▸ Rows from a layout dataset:

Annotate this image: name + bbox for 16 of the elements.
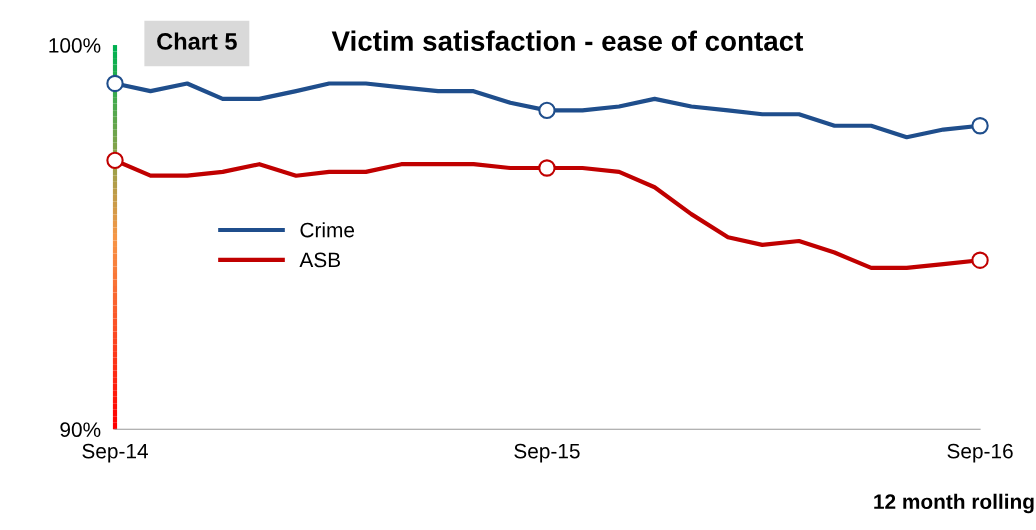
chart-title: Victim satisfaction - ease of contact <box>331 30 804 51</box>
legend-label: Crime <box>300 222 355 238</box>
point <box>106 151 124 169</box>
point <box>538 101 556 120</box>
x-tick-label: Sep-15 <box>514 443 580 463</box>
x-axis-title: 12 month rolling <box>874 493 1034 514</box>
y-tick-label: 90% <box>60 422 101 438</box>
point <box>538 159 556 177</box>
point <box>971 251 989 269</box>
point <box>106 74 124 93</box>
annotation: Chart 5 <box>157 32 237 50</box>
x-tick-label: Sep-16 <box>947 443 1013 463</box>
point <box>971 117 989 135</box>
legend-label: ASB <box>299 252 341 268</box>
x-tick-label: Sep-14 <box>82 443 148 463</box>
y-tick-label: 100% <box>49 38 101 53</box>
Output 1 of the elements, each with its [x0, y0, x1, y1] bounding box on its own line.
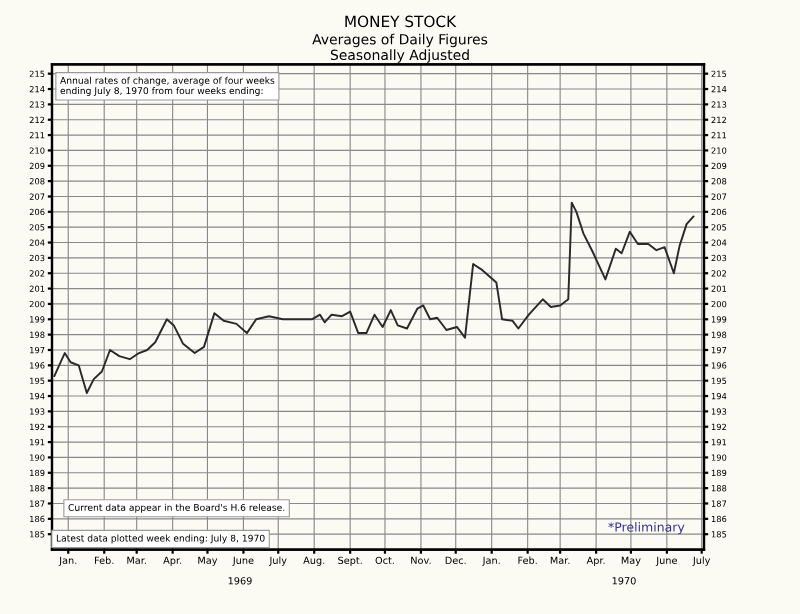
line-series — [53, 201, 695, 394]
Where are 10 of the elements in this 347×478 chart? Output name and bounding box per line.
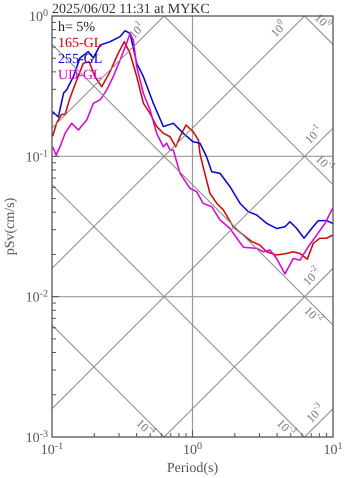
y-tick-label: 10$^{0}$ <box>28 8 48 25</box>
legend-title: h= 5% <box>58 20 96 36</box>
x-tick-label: 10$^{0}$ <box>182 440 202 458</box>
chart-title: 2025/06/02 11:31 at MYKC <box>52 2 210 17</box>
y-axis-title: pSv(cm/s) <box>3 197 18 256</box>
x-tick-label: 10$^{1}$ <box>323 440 343 458</box>
series-label: 165-GL <box>58 36 102 52</box>
y-tick-label: 10$^{-2}$ <box>26 288 48 306</box>
y-tick-label: 10$^{-1}$ <box>26 148 48 166</box>
x-axis-title: Period(s) <box>166 461 218 476</box>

▸ WHAT TO DO: Can you lay out the part of the items that opens with the line containing "Output 1 of" and runs through the last line, with both ends included, as a JSON list of strings, one string per line? Leave out blank lines and the pictures.

▸ ANSWER TO THE PROBLEM:
[
  "Output 1 of the elements, each with its [x0, y0, x1, y1] bounding box on its own line.",
  "line-series — [53, 201, 695, 394]",
  "Where are 10 of the elements in this 347×478 chart? Output name and bounding box per line.",
  "y-tick-label: 10$^{0}$ <box>28 8 48 25</box>",
  "legend-title: h= 5% <box>58 20 96 36</box>",
  "x-tick-label: 10$^{0}$ <box>182 440 202 458</box>",
  "chart-title: 2025/06/02 11:31 at MYKC <box>52 2 210 17</box>",
  "y-axis-title: pSv(cm/s) <box>3 197 18 256</box>",
  "x-tick-label: 10$^{1}$ <box>323 440 343 458</box>",
  "series-label: 165-GL <box>58 36 102 52</box>",
  "y-tick-label: 10$^{-2}$ <box>26 288 48 306</box>",
  "y-tick-label: 10$^{-1}$ <box>26 148 48 166</box>",
  "x-axis-title: Period(s) <box>166 461 218 476</box>"
]